Record set
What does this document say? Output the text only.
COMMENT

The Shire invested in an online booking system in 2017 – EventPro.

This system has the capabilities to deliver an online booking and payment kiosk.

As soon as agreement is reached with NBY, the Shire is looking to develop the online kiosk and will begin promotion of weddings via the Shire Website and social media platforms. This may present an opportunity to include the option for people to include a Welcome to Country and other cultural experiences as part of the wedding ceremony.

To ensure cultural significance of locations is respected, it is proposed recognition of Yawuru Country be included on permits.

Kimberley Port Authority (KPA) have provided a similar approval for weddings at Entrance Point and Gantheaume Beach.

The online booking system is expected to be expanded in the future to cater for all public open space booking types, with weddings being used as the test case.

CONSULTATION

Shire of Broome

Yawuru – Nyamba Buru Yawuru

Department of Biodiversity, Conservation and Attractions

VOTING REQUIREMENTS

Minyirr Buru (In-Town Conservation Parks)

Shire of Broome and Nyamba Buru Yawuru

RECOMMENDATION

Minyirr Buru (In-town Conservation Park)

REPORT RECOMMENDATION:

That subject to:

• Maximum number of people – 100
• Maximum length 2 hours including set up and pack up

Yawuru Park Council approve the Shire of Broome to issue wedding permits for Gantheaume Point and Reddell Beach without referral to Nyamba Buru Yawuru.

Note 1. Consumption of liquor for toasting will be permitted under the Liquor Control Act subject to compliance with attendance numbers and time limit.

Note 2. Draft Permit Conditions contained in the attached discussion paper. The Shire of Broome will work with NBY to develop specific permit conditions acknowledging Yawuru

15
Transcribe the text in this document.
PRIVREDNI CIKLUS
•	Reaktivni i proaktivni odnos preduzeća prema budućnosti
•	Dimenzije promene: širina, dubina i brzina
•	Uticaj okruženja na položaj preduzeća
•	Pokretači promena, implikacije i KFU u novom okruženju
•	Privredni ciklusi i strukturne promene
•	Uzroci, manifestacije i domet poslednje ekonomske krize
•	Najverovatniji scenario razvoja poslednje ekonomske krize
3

Problem description
Look through the entries and find each line that has the string "Country". Copy those lines.

Task answer
As soon as agreement is reached with NBY, the Shire is looking to develop the online kiosk and will begin promotion of weddings via the Shire Website and social media platforms. This may present an opportunity to include the option for people to include a Welcome to Country and other cultural experiences as part of the wedding ceremony.
To ensure cultural significance of locations is respected, it is proposed recognition of Yawuru Country be included on permits.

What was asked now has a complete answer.